Saved entries
---------------
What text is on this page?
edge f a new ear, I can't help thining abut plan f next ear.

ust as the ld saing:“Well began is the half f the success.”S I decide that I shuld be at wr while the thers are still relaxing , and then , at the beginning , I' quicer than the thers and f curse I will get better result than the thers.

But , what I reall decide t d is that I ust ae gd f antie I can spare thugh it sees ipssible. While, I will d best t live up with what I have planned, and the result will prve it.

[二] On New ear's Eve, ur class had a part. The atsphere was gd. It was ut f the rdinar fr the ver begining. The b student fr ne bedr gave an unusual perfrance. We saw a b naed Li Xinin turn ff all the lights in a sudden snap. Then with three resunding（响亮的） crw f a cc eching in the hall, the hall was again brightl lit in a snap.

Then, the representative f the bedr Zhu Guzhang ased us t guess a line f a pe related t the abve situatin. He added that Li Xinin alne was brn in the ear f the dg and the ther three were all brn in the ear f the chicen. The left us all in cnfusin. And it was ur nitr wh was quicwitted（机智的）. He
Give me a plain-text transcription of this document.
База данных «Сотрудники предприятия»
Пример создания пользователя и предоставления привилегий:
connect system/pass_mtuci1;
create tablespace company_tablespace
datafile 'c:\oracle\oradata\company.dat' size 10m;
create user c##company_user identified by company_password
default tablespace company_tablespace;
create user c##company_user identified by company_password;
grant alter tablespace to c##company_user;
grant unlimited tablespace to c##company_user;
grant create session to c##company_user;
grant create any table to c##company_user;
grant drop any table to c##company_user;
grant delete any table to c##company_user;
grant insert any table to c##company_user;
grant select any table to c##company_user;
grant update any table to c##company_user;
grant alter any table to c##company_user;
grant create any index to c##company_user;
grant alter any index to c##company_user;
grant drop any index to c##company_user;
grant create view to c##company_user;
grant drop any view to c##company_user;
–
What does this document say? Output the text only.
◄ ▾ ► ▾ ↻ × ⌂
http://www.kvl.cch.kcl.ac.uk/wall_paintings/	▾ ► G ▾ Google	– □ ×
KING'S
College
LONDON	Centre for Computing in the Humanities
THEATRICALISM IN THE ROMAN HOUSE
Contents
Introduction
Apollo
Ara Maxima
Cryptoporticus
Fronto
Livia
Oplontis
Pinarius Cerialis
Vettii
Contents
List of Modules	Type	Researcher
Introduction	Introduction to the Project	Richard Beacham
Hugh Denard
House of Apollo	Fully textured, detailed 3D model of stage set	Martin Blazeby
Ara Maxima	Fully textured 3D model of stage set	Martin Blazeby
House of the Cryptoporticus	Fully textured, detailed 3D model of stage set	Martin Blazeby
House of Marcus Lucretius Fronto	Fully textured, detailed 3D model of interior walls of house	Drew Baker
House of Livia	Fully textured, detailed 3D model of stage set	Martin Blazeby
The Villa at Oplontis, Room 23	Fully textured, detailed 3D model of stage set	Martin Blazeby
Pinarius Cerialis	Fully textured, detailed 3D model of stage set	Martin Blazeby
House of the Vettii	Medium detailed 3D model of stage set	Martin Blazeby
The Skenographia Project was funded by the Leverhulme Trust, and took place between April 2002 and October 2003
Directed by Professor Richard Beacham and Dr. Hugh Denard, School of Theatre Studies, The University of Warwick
---------------
Recopy all the lines exactly as they appear.

What text is on this page?
edge f a new ear, I can't help thining abut plan f next ear.

ust as the ld saing:“Well began is the half f the success.”S I decide that I shuld be at wr while the thers are still relaxing , and then , at the beginning , I' quicer than the thers and f curse I will get better result than the thers.

But , what I reall decide t d is that I ust ae gd f antie I can spare thugh it sees ipssible. While, I will d best t live up with what I have planned, and the result will prve it.

[二] On New ear's Eve, ur class had a part. The atsphere was gd. It was ut f the rdinar fr the ver begining. The b student fr ne bedr gave an unusual perfrance. We saw a b naed Li Xinin turn ff all the lights in a sudden snap. Then with three resunding（响亮的） crw f a cc eching in the hall, the hall was again brightl lit in a snap.

Then, the representative f the bedr Zhu Guzhang ased us t guess a line f a pe related t the abve situatin. He added that Li Xinin alne was brn in the ear f the dg and the ther three were all brn in the ear f the chicen. The left us all in cnfusin. And it was ur nitr wh was quicwitted（机智的）. He
Give me a plain-text transcription of this document.
База данных «Сотрудники предприятия»
Пример создания пользователя и предоставления привилегий:
connect system/pass_mtuci1;
create tablespace company_tablespace
datafile 'c:\oracle\oradata\company.dat' size 10m;
create user c##company_user identified by company_password
default tablespace company_tablespace;
create user c##company_user identified by company_password;
grant alter tablespace to c##company_user;
grant unlimited tablespace to c##company_user;
grant create session to c##company_user;
grant create any table to c##company_user;
grant drop any table to c##company_user;
grant delete any table to c##company_user;
grant insert any table to c##company_user;
grant select any table to c##company_user;
grant update any table to c##company_user;
grant alter any table to c##company_user;
grant create any index to c##company_user;
grant alter any index to c##company_user;
grant drop any index to c##company_user;
grant create view to c##company_user;
grant drop any view to c##company_user;
–
What does this document say? Output the text only.
◄ ▾ ► ▾ ↻ × ⌂
http://www.kvl.cch.kcl.ac.uk/wall_paintings/	▾ ► G ▾ Google	– □ ×
KING'S
College
LONDON	Centre for Computing in the Humanities
THEATRICALISM IN THE ROMAN HOUSE
Contents
Introduction
Apollo
Ara Maxima
Cryptoporticus
Fronto
Livia
Oplontis
Pinarius Cerialis
Vettii
Contents
List of Modules	Type	Researcher
Introduction	Introduction to the Project	Richard Beacham
Hugh Denard
House of Apollo	Fully textured, detailed 3D model of stage set	Martin Blazeby
Ara Maxima	Fully textured 3D model of stage set	Martin Blazeby
House of the Cryptoporticus	Fully textured, detailed 3D model of stage set	Martin Blazeby
House of Marcus Lucretius Fronto	Fully textured, detailed 3D model of interior walls of house	Drew Baker
House of Livia	Fully textured, detailed 3D model of stage set	Martin Blazeby
The Villa at Oplontis, Room 23	Fully textured, detailed 3D model of stage set	Martin Blazeby
Pinarius Cerialis	Fully textured, detailed 3D model of stage set	Martin Blazeby
House of the Vettii	Medium detailed 3D model of stage set	Martin Blazeby
The Skenographia Project was funded by the Leverhulme Trust, and took place between April 2002 and October 2003
Directed by Professor Richard Beacham and Dr. Hugh Denard, School of Theatre Studies, The University of Warwick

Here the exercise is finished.